>> Start Raw data

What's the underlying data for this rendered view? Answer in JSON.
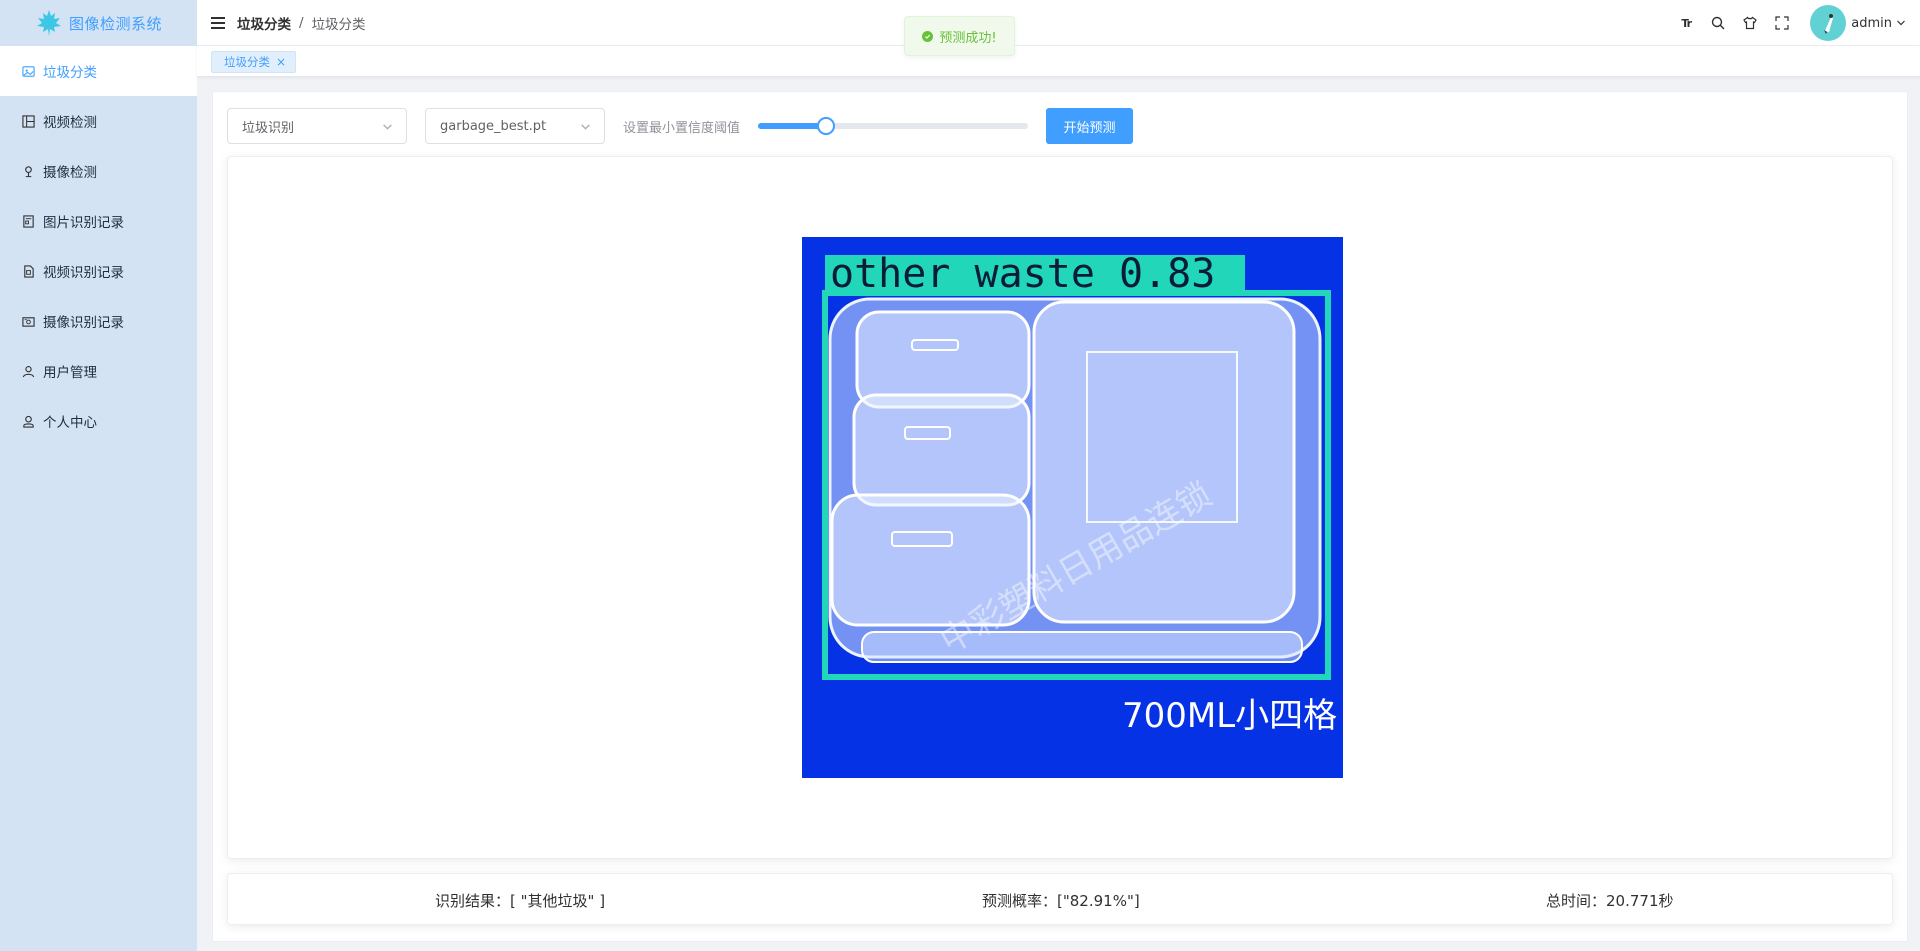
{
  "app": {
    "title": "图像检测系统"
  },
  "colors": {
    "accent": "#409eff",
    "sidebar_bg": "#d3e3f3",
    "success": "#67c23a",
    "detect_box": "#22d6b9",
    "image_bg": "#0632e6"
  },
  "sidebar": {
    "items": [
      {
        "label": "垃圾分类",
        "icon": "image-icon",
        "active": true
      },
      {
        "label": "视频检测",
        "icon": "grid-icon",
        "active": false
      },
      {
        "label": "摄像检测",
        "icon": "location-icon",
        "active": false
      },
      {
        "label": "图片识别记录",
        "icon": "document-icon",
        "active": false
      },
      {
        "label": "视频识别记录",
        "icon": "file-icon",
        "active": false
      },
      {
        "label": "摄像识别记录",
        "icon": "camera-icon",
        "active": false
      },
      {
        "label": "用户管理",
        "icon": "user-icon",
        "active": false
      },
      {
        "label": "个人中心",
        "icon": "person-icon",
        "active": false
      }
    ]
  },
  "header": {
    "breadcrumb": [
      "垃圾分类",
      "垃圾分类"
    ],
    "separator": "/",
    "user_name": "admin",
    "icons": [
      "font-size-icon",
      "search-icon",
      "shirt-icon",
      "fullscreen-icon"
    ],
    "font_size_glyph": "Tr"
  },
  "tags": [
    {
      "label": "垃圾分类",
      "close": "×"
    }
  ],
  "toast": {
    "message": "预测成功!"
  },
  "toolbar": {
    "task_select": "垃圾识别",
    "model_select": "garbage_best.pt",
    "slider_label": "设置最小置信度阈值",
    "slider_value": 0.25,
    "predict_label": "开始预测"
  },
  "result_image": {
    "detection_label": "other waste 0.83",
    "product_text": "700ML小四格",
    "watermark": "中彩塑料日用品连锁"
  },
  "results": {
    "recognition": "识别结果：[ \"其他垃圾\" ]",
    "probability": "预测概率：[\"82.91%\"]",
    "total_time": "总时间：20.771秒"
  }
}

>> End Raw data

Task goal - Copy the listing over exactly, skipping the pictures it holds.

Written reply -
What's the underlying data for this rendered view? Answer in JSON.
{
  "app": {
    "title": "图像检测系统"
  },
  "colors": {
    "accent": "#409eff",
    "sidebar_bg": "#d3e3f3",
    "success": "#67c23a",
    "detect_box": "#22d6b9",
    "image_bg": "#0632e6"
  },
  "sidebar": {
    "items": [
      {
        "label": "垃圾分类",
        "icon": "image-icon",
        "active": true
      },
      {
        "label": "视频检测",
        "icon": "grid-icon",
        "active": false
      },
      {
        "label": "摄像检测",
        "icon": "location-icon",
        "active": false
      },
      {
        "label": "图片识别记录",
        "icon": "document-icon",
        "active": false
      },
      {
        "label": "视频识别记录",
        "icon": "file-icon",
        "active": false
      },
      {
        "label": "摄像识别记录",
        "icon": "camera-icon",
        "active": false
      },
      {
        "label": "用户管理",
        "icon": "user-icon",
        "active": false
      },
      {
        "label": "个人中心",
        "icon": "person-icon",
        "active": false
      }
    ]
  },
  "header": {
    "breadcrumb": [
      "垃圾分类",
      "垃圾分类"
    ],
    "separator": "/",
    "user_name": "admin",
    "icons": [
      "font-size-icon",
      "search-icon",
      "shirt-icon",
      "fullscreen-icon"
    ],
    "font_size_glyph": "Tr"
  },
  "tags": [
    {
      "label": "垃圾分类",
      "close": "×"
    }
  ],
  "toast": {
    "message": "预测成功!"
  },
  "toolbar": {
    "task_select": "垃圾识别",
    "model_select": "garbage_best.pt",
    "slider_label": "设置最小置信度阈值",
    "slider_value": 0.25,
    "predict_label": "开始预测"
  },
  "result_image": {
    "detection_label": "other waste 0.83",
    "product_text": "700ML小四格",
    "watermark": "中彩塑料日用品连锁"
  },
  "results": {
    "recognition": "识别结果：[ \"其他垃圾\" ]",
    "probability": "预测概率：[\"82.91%\"]",
    "total_time": "总时间：20.771秒"
  }
}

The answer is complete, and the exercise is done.